Job
Would you retype all of these records exactly?

Supplied data
"""

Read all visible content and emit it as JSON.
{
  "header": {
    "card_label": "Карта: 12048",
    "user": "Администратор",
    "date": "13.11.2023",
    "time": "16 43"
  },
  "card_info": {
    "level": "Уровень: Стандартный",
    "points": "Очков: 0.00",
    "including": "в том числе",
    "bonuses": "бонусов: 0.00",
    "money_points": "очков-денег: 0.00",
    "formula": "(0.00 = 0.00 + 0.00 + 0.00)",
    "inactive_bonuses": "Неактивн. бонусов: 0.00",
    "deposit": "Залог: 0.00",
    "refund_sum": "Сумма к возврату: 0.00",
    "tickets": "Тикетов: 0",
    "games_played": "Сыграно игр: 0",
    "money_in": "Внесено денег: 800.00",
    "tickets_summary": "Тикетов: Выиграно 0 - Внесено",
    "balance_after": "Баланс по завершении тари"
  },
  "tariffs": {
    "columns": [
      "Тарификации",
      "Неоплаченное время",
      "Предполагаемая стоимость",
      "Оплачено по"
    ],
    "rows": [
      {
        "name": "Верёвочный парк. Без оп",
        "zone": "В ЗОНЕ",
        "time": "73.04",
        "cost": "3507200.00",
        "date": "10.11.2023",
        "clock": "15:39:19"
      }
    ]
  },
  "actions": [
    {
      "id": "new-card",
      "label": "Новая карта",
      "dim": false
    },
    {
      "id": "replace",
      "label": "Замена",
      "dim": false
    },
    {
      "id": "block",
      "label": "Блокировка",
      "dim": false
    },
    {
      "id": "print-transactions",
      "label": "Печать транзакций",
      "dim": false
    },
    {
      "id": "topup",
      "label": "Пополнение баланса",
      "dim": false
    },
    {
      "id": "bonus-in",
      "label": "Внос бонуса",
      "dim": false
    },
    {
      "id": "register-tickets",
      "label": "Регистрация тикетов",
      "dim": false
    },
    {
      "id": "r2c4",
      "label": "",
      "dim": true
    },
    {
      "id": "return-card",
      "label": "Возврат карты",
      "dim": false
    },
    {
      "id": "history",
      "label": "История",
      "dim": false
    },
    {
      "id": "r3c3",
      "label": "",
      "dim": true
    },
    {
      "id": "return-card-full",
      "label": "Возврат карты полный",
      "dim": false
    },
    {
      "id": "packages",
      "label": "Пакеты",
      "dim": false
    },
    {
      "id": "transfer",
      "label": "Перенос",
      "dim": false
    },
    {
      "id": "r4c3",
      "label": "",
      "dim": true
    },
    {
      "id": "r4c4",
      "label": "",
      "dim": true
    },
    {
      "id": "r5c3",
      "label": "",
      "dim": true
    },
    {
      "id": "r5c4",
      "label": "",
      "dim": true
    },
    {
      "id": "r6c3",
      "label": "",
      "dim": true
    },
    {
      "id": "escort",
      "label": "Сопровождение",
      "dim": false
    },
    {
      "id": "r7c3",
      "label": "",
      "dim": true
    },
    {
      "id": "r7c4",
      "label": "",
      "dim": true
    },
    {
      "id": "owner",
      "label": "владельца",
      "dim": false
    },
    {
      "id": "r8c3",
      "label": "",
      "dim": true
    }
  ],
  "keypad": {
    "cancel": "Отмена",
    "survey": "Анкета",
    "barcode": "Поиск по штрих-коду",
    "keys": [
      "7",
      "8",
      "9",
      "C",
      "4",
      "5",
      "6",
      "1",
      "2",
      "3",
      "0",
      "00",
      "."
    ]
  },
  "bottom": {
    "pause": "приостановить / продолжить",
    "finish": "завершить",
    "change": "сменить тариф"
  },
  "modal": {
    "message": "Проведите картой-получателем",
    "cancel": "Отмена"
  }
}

"""

Expected answer
Read all visible content and emit it as JSON.
{
  "header": {
    "card_label": "Карта: 12048",
    "user": "Администратор",
    "date": "13.11.2023",
    "time": "16 43"
  },
  "card_info": {
    "level": "Уровень: Стандартный",
    "points": "Очков: 0.00",
    "including": "в том числе",
    "bonuses": "бонусов: 0.00",
    "money_points": "очков-денег: 0.00",
    "formula": "(0.00 = 0.00 + 0.00 + 0.00)",
    "inactive_bonuses": "Неактивн. бонусов: 0.00",
    "deposit": "Залог: 0.00",
    "refund_sum": "Сумма к возврату: 0.00",
    "tickets": "Тикетов: 0",
    "games_played": "Сыграно игр: 0",
    "money_in": "Внесено денег: 800.00",
    "tickets_summary": "Тикетов: Выиграно 0 - Внесено",
    "balance_after": "Баланс по завершении тари"
  },
  "tariffs": {
    "columns": [
      "Тарификации",
      "Неоплаченное время",
      "Предполагаемая стоимость",
      "Оплачено по"
    ],
    "rows": [
      {
        "name": "Верёвочный парк. Без оп",
        "zone": "В ЗОНЕ",
        "time": "73.04",
        "cost": "3507200.00",
        "date": "10.11.2023",
        "clock": "15:39:19"
      }
    ]
  },
  "actions": [
    {
      "id": "new-card",
      "label": "Новая карта",
      "dim": false
    },
    {
      "id": "replace",
      "label": "Замена",
      "dim": false
    },
    {
      "id": "block",
      "label": "Блокировка",
      "dim": false
    },
    {
      "id": "print-transactions",
      "label": "Печать транзакций",
      "dim": false
    },
    {
      "id": "topup",
      "label": "Пополнение баланса",
      "dim": false
    },
    {
      "id": "bonus-in",
      "label": "Внос бонуса",
      "dim": false
    },
    {
      "id": "register-tickets",
      "label": "Регистрация тикетов",
      "dim": false
    },
    {
      "id": "r2c4",
      "label": "",
      "dim": true
    },
    {
      "id": "return-card",
      "label": "Возврат карты",
      "dim": false
    },
    {
      "id": "history",
      "label": "История",
      "dim": false
    },
    {
      "id": "r3c3",
      "label": "",
      "dim": true
    },
    {
      "id": "return-card-full",
      "label": "Возврат карты полный",
      "dim": false
    },
    {
      "id": "packages",
      "label": "Пакеты",
      "dim": false
    },
    {
      "id": "transfer",
      "label": "Перенос",
      "dim": false
    },
    {
      "id": "r4c3",
      "label": "",
      "dim": true
    },
    {
      "id": "r4c4",
      "label": "",
      "dim": true
    },
    {
      "id": "r5c3",
      "label": "",
      "dim": true
    },
    {
      "id": "r5c4",
      "label": "",
      "dim": true
    },
    {
      "id": "r6c3",
      "label": "",
      "dim": true
    },
    {
      "id": "escort",
      "label": "Сопровождение",
      "dim": false
    },
    {
      "id": "r7c3",
      "label": "",
      "dim": true
    },
    {
      "id": "r7c4",
      "label": "",
      "dim": true
    },
    {
      "id": "owner",
      "label": "владельца",
      "dim": false
    },
    {
      "id": "r8c3",
      "label": "",
      "dim": true
    }
  ],
  "keypad": {
    "cancel": "Отмена",
    "survey": "Анкета",
    "barcode": "Поиск по штрих-коду",
    "keys": [
      "7",
      "8",
      "9",
      "C",
      "4",
      "5",
      "6",
      "1",
      "2",
      "3",
      "0",
      "00",
      "."
    ]
  },
  "bottom": {
    "pause": "приостановить / продолжить",
    "finish": "завершить",
    "change": "сменить тариф"
  },
  "modal": {
    "message": "Проведите картой-получателем",
    "cancel": "Отмена"
  }
}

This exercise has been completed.